EXERCISE INSTRUCTIONS
Pull out every line below containing the word "icon".

[Stored items from a collection]
──────────────────────────────

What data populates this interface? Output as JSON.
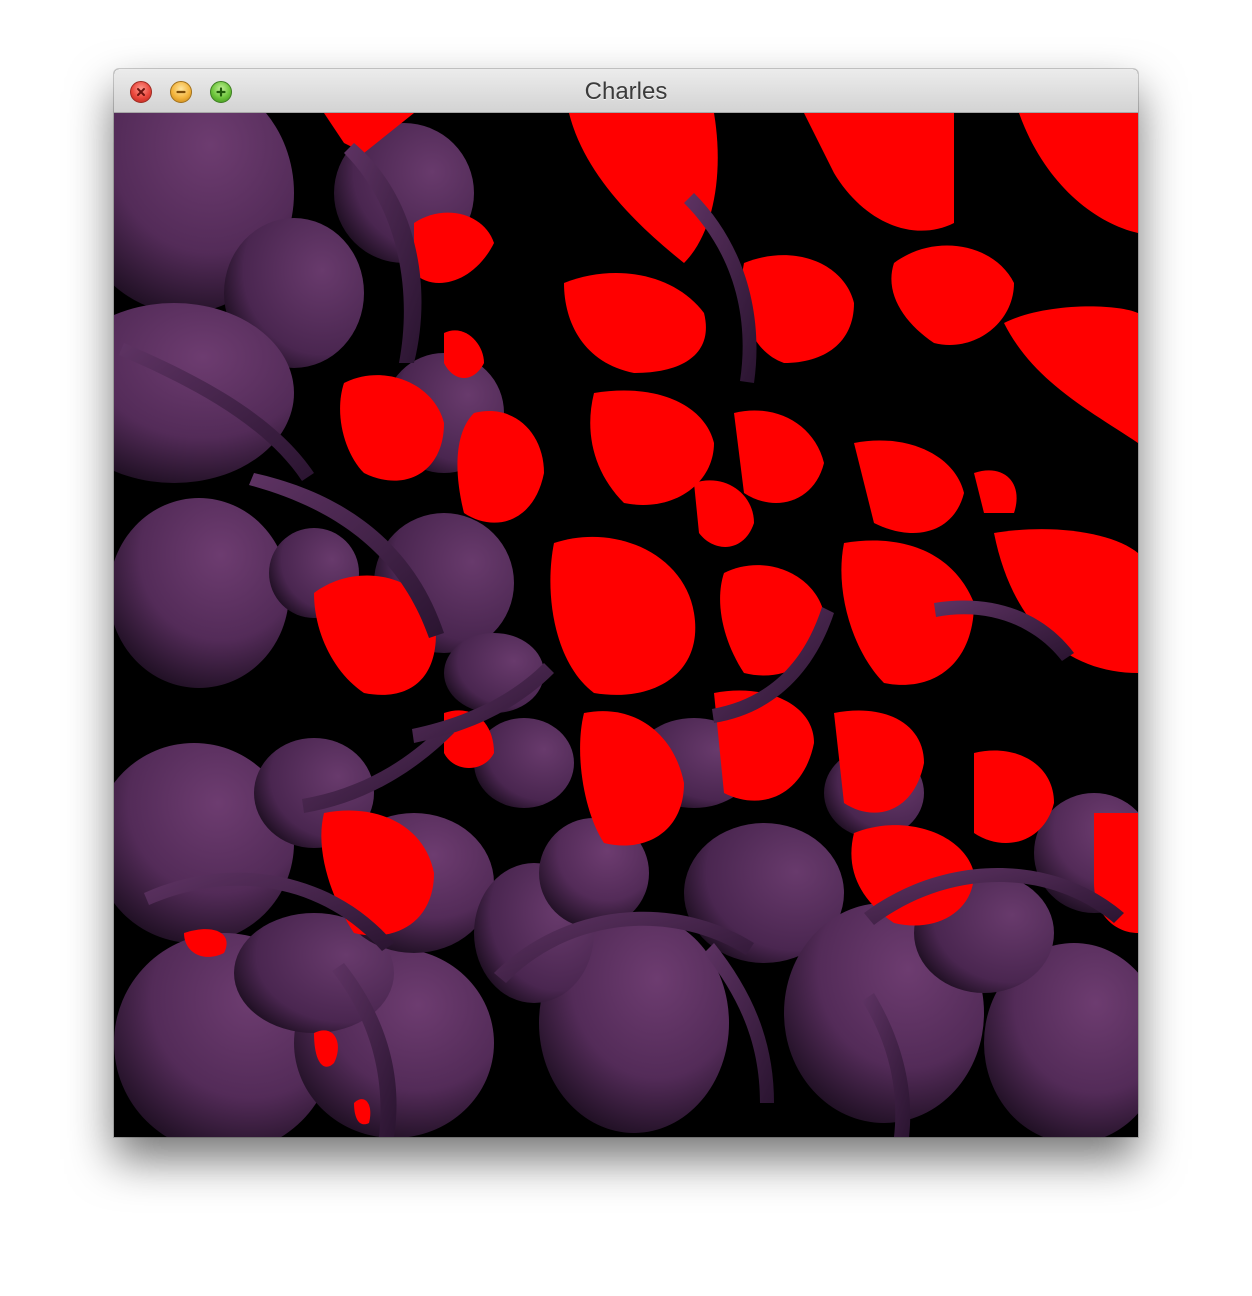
{
  "window": {
    "title": "Charles"
  },
  "titlebar": {
    "buttons": [
      {
        "name": "close",
        "icon": "close-icon",
        "color": "#e9463b"
      },
      {
        "name": "minimize",
        "icon": "minimize-icon",
        "color": "#f3b43c"
      },
      {
        "name": "zoom",
        "icon": "zoom-icon",
        "color": "#6cc43a"
      }
    ]
  },
  "render": {
    "background_color": "#000000",
    "sphere_color": "#6a3a6e",
    "highlight_color": "#ff0000"
  }
}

──────────────────────────────

SOLUTION FOR THIS EXERCISE
        "icon": "close-icon",
        "icon": "minimize-icon",
        "icon": "zoom-icon",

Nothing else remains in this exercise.